• TASK REQUIREMENTS:
Restate each of the lines given below, word for word.
------ PROVIDED DATA
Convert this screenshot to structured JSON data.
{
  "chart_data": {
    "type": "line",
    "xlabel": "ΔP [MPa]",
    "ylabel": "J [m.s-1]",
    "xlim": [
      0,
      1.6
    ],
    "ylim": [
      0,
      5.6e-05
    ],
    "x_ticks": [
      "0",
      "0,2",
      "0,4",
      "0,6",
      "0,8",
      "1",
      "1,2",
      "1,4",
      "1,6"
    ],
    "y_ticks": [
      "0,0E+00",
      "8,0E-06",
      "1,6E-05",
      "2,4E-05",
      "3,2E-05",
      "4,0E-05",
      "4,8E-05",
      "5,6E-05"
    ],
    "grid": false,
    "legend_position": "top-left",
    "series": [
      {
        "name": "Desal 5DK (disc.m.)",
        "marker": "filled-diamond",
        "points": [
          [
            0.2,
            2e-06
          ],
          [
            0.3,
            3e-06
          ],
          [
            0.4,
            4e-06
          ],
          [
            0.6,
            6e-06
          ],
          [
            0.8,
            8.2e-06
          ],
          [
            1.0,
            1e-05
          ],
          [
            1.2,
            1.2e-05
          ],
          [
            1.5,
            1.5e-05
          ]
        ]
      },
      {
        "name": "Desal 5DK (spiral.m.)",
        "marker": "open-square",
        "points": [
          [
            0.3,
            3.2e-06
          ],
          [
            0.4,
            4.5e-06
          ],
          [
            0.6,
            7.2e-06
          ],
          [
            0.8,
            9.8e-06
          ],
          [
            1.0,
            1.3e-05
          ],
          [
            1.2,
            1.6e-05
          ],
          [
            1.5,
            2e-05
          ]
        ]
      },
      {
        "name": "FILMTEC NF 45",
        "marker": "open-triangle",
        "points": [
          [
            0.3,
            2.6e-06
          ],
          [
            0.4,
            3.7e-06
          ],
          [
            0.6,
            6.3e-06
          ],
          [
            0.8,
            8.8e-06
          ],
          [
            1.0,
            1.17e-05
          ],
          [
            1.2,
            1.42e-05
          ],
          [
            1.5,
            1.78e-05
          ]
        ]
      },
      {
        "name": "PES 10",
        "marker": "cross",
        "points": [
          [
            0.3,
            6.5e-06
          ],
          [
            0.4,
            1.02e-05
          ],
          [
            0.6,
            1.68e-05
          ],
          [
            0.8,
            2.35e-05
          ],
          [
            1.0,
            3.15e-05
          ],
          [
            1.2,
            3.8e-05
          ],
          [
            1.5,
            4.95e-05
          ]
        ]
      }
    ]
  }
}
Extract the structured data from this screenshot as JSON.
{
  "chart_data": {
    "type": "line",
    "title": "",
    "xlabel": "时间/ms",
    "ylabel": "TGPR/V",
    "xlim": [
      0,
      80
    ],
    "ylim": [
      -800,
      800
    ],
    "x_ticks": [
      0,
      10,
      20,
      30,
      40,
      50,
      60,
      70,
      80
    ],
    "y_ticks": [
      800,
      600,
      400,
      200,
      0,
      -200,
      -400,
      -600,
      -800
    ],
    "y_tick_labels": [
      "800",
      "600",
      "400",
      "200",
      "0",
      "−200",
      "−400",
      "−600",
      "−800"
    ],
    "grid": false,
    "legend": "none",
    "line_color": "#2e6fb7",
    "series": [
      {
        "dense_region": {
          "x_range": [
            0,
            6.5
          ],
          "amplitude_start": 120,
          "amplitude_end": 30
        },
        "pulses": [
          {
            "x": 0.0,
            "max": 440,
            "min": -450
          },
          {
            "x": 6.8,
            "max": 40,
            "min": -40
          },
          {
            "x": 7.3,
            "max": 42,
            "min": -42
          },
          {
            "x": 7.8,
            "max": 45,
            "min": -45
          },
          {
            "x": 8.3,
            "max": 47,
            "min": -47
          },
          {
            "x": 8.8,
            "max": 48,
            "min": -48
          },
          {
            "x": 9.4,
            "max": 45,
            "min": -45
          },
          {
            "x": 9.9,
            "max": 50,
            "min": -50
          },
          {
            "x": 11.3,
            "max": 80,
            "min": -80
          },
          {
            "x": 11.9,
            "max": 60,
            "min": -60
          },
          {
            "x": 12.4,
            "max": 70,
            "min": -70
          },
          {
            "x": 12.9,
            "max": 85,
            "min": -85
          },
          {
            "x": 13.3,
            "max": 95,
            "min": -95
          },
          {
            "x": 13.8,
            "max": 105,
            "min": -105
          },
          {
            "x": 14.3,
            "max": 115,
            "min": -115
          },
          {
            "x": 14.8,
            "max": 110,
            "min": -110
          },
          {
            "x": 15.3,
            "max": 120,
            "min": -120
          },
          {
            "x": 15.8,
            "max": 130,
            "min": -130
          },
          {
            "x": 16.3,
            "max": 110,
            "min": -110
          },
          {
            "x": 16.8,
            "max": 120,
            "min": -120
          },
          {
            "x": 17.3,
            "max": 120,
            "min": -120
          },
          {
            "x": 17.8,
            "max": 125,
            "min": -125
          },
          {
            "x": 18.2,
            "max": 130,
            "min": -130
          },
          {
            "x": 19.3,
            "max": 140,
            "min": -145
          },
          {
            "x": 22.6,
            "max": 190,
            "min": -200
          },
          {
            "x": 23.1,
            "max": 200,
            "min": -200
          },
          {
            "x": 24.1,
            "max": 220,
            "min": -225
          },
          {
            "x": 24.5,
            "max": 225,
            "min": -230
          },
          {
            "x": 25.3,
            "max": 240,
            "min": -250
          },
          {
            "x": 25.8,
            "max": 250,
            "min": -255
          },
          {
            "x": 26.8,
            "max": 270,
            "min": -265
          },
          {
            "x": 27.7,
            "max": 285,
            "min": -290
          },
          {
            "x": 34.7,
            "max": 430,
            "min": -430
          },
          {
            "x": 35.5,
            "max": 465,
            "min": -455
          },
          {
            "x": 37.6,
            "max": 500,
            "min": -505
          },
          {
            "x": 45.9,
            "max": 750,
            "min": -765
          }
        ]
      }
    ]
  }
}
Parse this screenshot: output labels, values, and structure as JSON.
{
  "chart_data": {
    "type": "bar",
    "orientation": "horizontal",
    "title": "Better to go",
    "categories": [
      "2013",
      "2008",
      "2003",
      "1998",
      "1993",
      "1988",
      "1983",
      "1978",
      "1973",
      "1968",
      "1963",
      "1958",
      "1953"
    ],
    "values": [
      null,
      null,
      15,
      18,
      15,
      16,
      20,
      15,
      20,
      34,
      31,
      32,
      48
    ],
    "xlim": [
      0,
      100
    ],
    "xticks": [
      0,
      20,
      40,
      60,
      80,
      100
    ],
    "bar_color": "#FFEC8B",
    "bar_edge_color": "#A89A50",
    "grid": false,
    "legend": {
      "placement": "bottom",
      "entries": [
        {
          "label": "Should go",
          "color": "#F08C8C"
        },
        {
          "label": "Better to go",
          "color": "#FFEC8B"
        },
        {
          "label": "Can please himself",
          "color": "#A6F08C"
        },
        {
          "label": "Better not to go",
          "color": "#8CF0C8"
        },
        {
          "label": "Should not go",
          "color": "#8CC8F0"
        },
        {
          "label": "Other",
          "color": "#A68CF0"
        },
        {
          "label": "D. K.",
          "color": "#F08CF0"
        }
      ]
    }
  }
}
------------
• OUTPUT OF THE TASK:
Convert this screenshot to structured JSON data.
{
  "chart_data": {
    "type": "line",
    "xlabel": "ΔP [MPa]",
    "ylabel": "J [m.s-1]",
    "xlim": [
      0,
      1.6
    ],
    "ylim": [
      0,
      5.6e-05
    ],
    "x_ticks": [
      "0",
      "0,2",
      "0,4",
      "0,6",
      "0,8",
      "1",
      "1,2",
      "1,4",
      "1,6"
    ],
    "y_ticks": [
      "0,0E+00",
      "8,0E-06",
      "1,6E-05",
      "2,4E-05",
      "3,2E-05",
      "4,0E-05",
      "4,8E-05",
      "5,6E-05"
    ],
    "grid": false,
    "legend_position": "top-left",
    "series": [
      {
        "name": "Desal 5DK (disc.m.)",
        "marker": "filled-diamond",
        "points": [
          [
            0.2,
            2e-06
          ],
          [
            0.3,
            3e-06
          ],
          [
            0.4,
            4e-06
          ],
          [
            0.6,
            6e-06
          ],
          [
            0.8,
            8.2e-06
          ],
          [
            1.0,
            1e-05
          ],
          [
            1.2,
            1.2e-05
          ],
          [
            1.5,
            1.5e-05
          ]
        ]
      },
      {
        "name": "Desal 5DK (spiral.m.)",
        "marker": "open-square",
        "points": [
          [
            0.3,
            3.2e-06
          ],
          [
            0.4,
            4.5e-06
          ],
          [
            0.6,
            7.2e-06
          ],
          [
            0.8,
            9.8e-06
          ],
          [
            1.0,
            1.3e-05
          ],
          [
            1.2,
            1.6e-05
          ],
          [
            1.5,
            2e-05
          ]
        ]
      },
      {
        "name": "FILMTEC NF 45",
        "marker": "open-triangle",
        "points": [
          [
            0.3,
            2.6e-06
          ],
          [
            0.4,
            3.7e-06
          ],
          [
            0.6,
            6.3e-06
          ],
          [
            0.8,
            8.8e-06
          ],
          [
            1.0,
            1.17e-05
          ],
          [
            1.2,
            1.42e-05
          ],
          [
            1.5,
            1.78e-05
          ]
        ]
      },
      {
        "name": "PES 10",
        "marker": "cross",
        "points": [
          [
            0.3,
            6.5e-06
          ],
          [
            0.4,
            1.02e-05
          ],
          [
            0.6,
            1.68e-05
          ],
          [
            0.8,
            2.35e-05
          ],
          [
            1.0,
            3.15e-05
          ],
          [
            1.2,
            3.8e-05
          ],
          [
            1.5,
            4.95e-05
          ]
        ]
      }
    ]
  }
}
Extract the structured data from this screenshot as JSON.
{
  "chart_data": {
    "type": "line",
    "title": "",
    "xlabel": "时间/ms",
    "ylabel": "TGPR/V",
    "xlim": [
      0,
      80
    ],
    "ylim": [
      -800,
      800
    ],
    "x_ticks": [
      0,
      10,
      20,
      30,
      40,
      50,
      60,
      70,
      80
    ],
    "y_ticks": [
      800,
      600,
      400,
      200,
      0,
      -200,
      -400,
      -600,
      -800
    ],
    "y_tick_labels": [
      "800",
      "600",
      "400",
      "200",
      "0",
      "−200",
      "−400",
      "−600",
      "−800"
    ],
    "grid": false,
    "legend": "none",
    "line_color": "#2e6fb7",
    "series": [
      {
        "dense_region": {
          "x_range": [
            0,
            6.5
          ],
          "amplitude_start": 120,
          "amplitude_end": 30
        },
        "pulses": [
          {
            "x": 0.0,
            "max": 440,
            "min": -450
          },
          {
            "x": 6.8,
            "max": 40,
            "min": -40
          },
          {
            "x": 7.3,
            "max": 42,
            "min": -42
          },
          {
            "x": 7.8,
            "max": 45,
            "min": -45
          },
          {
            "x": 8.3,
            "max": 47,
            "min": -47
          },
          {
            "x": 8.8,
            "max": 48,
            "min": -48
          },
          {
            "x": 9.4,
            "max": 45,
            "min": -45
          },
          {
            "x": 9.9,
            "max": 50,
            "min": -50
          },
          {
            "x": 11.3,
            "max": 80,
            "min": -80
          },
          {
            "x": 11.9,
            "max": 60,
            "min": -60
          },
          {
            "x": 12.4,
            "max": 70,
            "min": -70
          },
          {
            "x": 12.9,
            "max": 85,
            "min": -85
          },
          {
            "x": 13.3,
            "max": 95,
            "min": -95
          },
          {
            "x": 13.8,
            "max": 105,
            "min": -105
          },
          {
            "x": 14.3,
            "max": 115,
            "min": -115
          },
          {
            "x": 14.8,
            "max": 110,
            "min": -110
          },
          {
            "x": 15.3,
            "max": 120,
            "min": -120
          },
          {
            "x": 15.8,
            "max": 130,
            "min": -130
          },
          {
            "x": 16.3,
            "max": 110,
            "min": -110
          },
          {
            "x": 16.8,
            "max": 120,
            "min": -120
          },
          {
            "x": 17.3,
            "max": 120,
            "min": -120
          },
          {
            "x": 17.8,
            "max": 125,
            "min": -125
          },
          {
            "x": 18.2,
            "max": 130,
            "min": -130
          },
          {
            "x": 19.3,
            "max": 140,
            "min": -145
          },
          {
            "x": 22.6,
            "max": 190,
            "min": -200
          },
          {
            "x": 23.1,
            "max": 200,
            "min": -200
          },
          {
            "x": 24.1,
            "max": 220,
            "min": -225
          },
          {
            "x": 24.5,
            "max": 225,
            "min": -230
          },
          {
            "x": 25.3,
            "max": 240,
            "min": -250
          },
          {
            "x": 25.8,
            "max": 250,
            "min": -255
          },
          {
            "x": 26.8,
            "max": 270,
            "min": -265
          },
          {
            "x": 27.7,
            "max": 285,
            "min": -290
          },
          {
            "x": 34.7,
            "max": 430,
            "min": -430
          },
          {
            "x": 35.5,
            "max": 465,
            "min": -455
          },
          {
            "x": 37.6,
            "max": 500,
            "min": -505
          },
          {
            "x": 45.9,
            "max": 750,
            "min": -765
          }
        ]
      }
    ]
  }
}
Parse this screenshot: output labels, values, and structure as JSON.
{
  "chart_data": {
    "type": "bar",
    "orientation": "horizontal",
    "title": "Better to go",
    "categories": [
      "2013",
      "2008",
      "2003",
      "1998",
      "1993",
      "1988",
      "1983",
      "1978",
      "1973",
      "1968",
      "1963",
      "1958",
      "1953"
    ],
    "values": [
      null,
      null,
      15,
      18,
      15,
      16,
      20,
      15,
      20,
      34,
      31,
      32,
      48
    ],
    "xlim": [
      0,
      100
    ],
    "xticks": [
      0,
      20,
      40,
      60,
      80,
      100
    ],
    "bar_color": "#FFEC8B",
    "bar_edge_color": "#A89A50",
    "grid": false,
    "legend": {
      "placement": "bottom",
      "entries": [
        {
          "label": "Should go",
          "color": "#F08C8C"
        },
        {
          "label": "Better to go",
          "color": "#FFEC8B"
        },
        {
          "label": "Can please himself",
          "color": "#A6F08C"
        },
        {
          "label": "Better not to go",
          "color": "#8CF0C8"
        },
        {
          "label": "Should not go",
          "color": "#8CC8F0"
        },
        {
          "label": "Other",
          "color": "#A68CF0"
        },
        {
          "label": "D. K.",
          "color": "#F08CF0"
        }
      ]
    }
  }
}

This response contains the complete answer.